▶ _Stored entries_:
————————

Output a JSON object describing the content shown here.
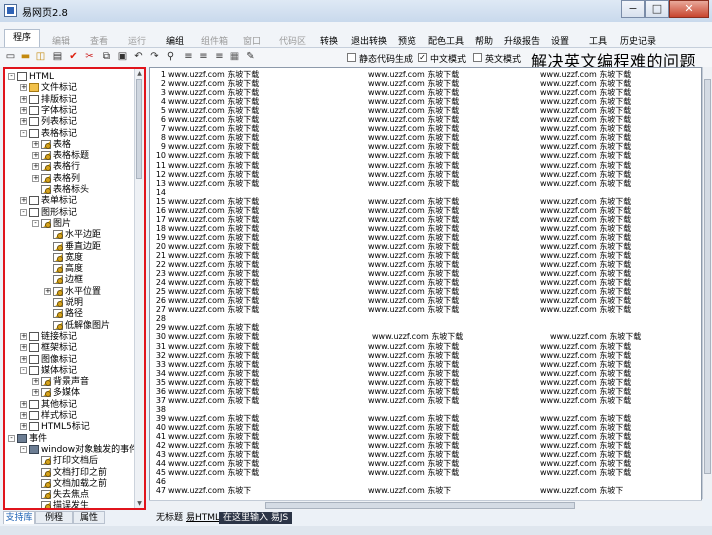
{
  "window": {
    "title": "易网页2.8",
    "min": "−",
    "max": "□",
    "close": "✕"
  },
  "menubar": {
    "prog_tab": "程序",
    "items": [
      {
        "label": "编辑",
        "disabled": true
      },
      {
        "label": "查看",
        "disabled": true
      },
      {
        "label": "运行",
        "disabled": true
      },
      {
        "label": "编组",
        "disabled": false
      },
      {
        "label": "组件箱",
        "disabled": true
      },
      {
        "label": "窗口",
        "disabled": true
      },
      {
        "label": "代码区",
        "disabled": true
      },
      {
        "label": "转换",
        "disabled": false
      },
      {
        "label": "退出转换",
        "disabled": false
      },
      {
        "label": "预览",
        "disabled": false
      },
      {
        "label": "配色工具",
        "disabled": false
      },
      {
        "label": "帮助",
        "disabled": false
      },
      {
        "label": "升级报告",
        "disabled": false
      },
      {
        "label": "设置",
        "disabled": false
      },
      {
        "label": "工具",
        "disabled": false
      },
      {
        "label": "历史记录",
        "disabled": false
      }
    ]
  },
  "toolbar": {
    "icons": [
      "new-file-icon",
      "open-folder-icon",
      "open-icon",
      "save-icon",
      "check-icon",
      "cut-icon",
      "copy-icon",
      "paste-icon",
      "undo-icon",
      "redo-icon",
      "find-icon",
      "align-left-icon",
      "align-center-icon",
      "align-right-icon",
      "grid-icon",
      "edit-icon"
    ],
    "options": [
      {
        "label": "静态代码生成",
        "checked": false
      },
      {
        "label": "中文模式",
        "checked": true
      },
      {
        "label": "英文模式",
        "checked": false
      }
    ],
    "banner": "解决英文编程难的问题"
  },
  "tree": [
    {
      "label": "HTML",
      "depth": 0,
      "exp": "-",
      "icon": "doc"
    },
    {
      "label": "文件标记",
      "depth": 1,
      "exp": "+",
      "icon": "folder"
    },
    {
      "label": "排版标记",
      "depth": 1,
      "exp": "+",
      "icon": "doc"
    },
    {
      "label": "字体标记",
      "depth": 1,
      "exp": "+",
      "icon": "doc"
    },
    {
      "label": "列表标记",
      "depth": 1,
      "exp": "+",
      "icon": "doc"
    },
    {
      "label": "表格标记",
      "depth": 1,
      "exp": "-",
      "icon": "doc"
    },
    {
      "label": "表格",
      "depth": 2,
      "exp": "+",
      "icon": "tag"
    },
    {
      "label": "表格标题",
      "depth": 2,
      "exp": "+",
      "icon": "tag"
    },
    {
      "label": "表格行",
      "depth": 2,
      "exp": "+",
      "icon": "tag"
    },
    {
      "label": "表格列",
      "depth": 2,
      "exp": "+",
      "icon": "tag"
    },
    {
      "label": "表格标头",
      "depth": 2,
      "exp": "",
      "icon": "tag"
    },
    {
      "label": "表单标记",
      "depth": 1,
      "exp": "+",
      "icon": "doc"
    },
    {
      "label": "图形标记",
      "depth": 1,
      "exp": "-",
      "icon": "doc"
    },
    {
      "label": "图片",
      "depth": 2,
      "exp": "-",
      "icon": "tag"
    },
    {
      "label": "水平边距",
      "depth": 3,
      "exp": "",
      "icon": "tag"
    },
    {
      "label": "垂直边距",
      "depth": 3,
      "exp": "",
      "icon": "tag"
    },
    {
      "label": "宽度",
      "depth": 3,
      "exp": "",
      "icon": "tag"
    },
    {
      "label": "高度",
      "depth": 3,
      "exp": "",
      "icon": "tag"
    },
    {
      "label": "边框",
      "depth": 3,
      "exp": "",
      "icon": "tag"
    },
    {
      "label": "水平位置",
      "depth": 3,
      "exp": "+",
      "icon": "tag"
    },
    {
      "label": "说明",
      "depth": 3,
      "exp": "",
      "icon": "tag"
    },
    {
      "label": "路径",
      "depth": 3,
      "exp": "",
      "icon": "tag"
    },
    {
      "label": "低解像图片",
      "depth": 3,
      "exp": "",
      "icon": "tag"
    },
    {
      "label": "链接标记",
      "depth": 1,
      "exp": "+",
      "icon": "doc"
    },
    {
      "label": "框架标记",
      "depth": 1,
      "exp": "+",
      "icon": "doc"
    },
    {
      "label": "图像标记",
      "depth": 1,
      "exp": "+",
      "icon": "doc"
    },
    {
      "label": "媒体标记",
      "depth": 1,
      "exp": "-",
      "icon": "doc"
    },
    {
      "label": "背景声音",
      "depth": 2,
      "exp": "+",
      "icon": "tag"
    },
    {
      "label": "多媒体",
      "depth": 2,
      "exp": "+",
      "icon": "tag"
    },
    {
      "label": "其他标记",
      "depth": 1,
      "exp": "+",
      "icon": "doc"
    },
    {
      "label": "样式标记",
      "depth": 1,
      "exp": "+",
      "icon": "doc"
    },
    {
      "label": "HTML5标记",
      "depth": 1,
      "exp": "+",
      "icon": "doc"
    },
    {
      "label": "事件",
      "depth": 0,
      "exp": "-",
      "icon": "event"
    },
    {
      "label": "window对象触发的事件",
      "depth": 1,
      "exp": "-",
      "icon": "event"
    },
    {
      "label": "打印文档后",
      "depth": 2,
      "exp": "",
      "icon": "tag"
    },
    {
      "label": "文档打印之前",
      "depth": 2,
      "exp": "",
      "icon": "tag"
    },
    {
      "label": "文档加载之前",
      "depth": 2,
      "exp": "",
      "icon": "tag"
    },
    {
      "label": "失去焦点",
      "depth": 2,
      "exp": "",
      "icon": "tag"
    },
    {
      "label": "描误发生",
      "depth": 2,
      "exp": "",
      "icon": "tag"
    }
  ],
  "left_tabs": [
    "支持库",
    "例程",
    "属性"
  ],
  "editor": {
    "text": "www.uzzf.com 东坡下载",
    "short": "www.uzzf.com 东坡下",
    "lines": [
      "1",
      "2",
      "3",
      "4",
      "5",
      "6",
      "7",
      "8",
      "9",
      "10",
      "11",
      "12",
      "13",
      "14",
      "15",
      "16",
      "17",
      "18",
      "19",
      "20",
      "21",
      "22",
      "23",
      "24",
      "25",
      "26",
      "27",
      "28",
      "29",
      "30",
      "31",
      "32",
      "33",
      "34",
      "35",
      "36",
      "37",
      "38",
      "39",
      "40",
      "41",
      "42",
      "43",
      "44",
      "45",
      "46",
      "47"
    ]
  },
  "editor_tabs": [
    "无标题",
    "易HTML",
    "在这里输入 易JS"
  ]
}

————————

▶ _Problem statement_: In the material above, find each line that contains the word "align", and select it.

▶ _Written response_:
      "align-left-icon",
      "align-center-icon",
      "align-right-icon",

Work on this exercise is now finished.